-------- Input records

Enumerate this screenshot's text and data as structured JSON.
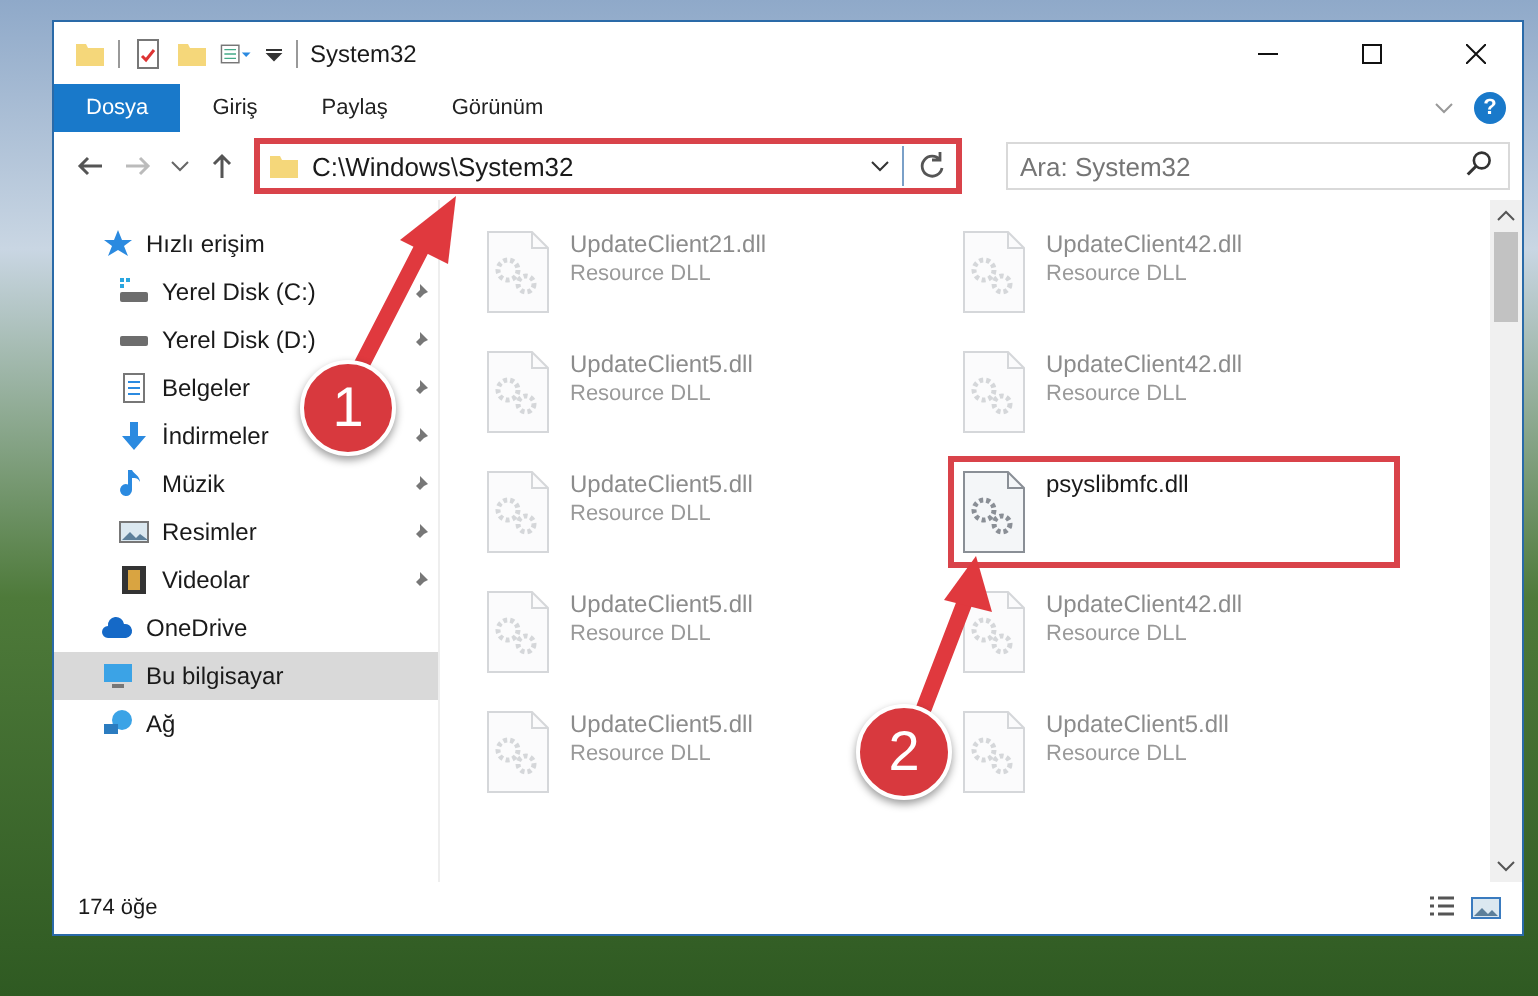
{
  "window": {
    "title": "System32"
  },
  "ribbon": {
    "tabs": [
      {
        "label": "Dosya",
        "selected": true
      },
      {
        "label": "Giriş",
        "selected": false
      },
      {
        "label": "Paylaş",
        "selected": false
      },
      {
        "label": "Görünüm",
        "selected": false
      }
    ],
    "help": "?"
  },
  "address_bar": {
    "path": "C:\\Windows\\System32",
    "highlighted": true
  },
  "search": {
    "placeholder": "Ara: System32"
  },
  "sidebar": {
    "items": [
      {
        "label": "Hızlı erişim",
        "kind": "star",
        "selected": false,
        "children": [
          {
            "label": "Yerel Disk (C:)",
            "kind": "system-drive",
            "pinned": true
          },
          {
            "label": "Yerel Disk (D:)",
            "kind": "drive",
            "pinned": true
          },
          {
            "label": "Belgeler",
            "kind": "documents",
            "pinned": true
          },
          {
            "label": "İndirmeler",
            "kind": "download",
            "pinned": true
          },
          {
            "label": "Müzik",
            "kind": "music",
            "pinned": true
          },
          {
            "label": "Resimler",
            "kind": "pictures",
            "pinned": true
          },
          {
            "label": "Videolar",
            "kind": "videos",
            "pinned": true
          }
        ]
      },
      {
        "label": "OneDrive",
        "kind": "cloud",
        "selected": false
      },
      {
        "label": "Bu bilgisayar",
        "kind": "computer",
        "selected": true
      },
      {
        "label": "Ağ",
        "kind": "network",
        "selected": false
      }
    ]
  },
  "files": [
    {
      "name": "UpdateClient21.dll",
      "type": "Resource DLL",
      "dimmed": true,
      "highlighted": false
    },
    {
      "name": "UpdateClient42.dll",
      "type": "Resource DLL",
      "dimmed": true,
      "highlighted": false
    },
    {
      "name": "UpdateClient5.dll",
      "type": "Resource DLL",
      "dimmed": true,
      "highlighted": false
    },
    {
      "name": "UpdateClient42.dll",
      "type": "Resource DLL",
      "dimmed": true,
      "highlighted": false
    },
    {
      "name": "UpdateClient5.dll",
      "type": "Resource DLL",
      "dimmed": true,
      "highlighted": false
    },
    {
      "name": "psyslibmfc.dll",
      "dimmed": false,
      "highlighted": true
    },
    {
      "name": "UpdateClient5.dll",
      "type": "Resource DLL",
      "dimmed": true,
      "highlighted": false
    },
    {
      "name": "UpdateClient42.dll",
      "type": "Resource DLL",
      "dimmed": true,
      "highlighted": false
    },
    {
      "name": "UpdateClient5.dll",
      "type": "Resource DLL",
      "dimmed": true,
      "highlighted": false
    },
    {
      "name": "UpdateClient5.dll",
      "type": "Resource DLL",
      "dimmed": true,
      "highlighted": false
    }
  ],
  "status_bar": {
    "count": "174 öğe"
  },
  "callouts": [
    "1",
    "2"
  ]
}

----------------

• What to work on: Will you set down the records word for word while leaving out every picture?

• Correct response:
Enumerate this screenshot's text and data as structured JSON.
{
  "window": {
    "title": "System32"
  },
  "ribbon": {
    "tabs": [
      {
        "label": "Dosya",
        "selected": true
      },
      {
        "label": "Giriş",
        "selected": false
      },
      {
        "label": "Paylaş",
        "selected": false
      },
      {
        "label": "Görünüm",
        "selected": false
      }
    ],
    "help": "?"
  },
  "address_bar": {
    "path": "C:\\Windows\\System32",
    "highlighted": true
  },
  "search": {
    "placeholder": "Ara: System32"
  },
  "sidebar": {
    "items": [
      {
        "label": "Hızlı erişim",
        "kind": "star",
        "selected": false,
        "children": [
          {
            "label": "Yerel Disk (C:)",
            "kind": "system-drive",
            "pinned": true
          },
          {
            "label": "Yerel Disk (D:)",
            "kind": "drive",
            "pinned": true
          },
          {
            "label": "Belgeler",
            "kind": "documents",
            "pinned": true
          },
          {
            "label": "İndirmeler",
            "kind": "download",
            "pinned": true
          },
          {
            "label": "Müzik",
            "kind": "music",
            "pinned": true
          },
          {
            "label": "Resimler",
            "kind": "pictures",
            "pinned": true
          },
          {
            "label": "Videolar",
            "kind": "videos",
            "pinned": true
          }
        ]
      },
      {
        "label": "OneDrive",
        "kind": "cloud",
        "selected": false
      },
      {
        "label": "Bu bilgisayar",
        "kind": "computer",
        "selected": true
      },
      {
        "label": "Ağ",
        "kind": "network",
        "selected": false
      }
    ]
  },
  "files": [
    {
      "name": "UpdateClient21.dll",
      "type": "Resource DLL",
      "dimmed": true,
      "highlighted": false
    },
    {
      "name": "UpdateClient42.dll",
      "type": "Resource DLL",
      "dimmed": true,
      "highlighted": false
    },
    {
      "name": "UpdateClient5.dll",
      "type": "Resource DLL",
      "dimmed": true,
      "highlighted": false
    },
    {
      "name": "UpdateClient42.dll",
      "type": "Resource DLL",
      "dimmed": true,
      "highlighted": false
    },
    {
      "name": "UpdateClient5.dll",
      "type": "Resource DLL",
      "dimmed": true,
      "highlighted": false
    },
    {
      "name": "psyslibmfc.dll",
      "dimmed": false,
      "highlighted": true
    },
    {
      "name": "UpdateClient5.dll",
      "type": "Resource DLL",
      "dimmed": true,
      "highlighted": false
    },
    {
      "name": "UpdateClient42.dll",
      "type": "Resource DLL",
      "dimmed": true,
      "highlighted": false
    },
    {
      "name": "UpdateClient5.dll",
      "type": "Resource DLL",
      "dimmed": true,
      "highlighted": false
    },
    {
      "name": "UpdateClient5.dll",
      "type": "Resource DLL",
      "dimmed": true,
      "highlighted": false
    }
  ],
  "status_bar": {
    "count": "174 öğe"
  },
  "callouts": [
    "1",
    "2"
  ]
}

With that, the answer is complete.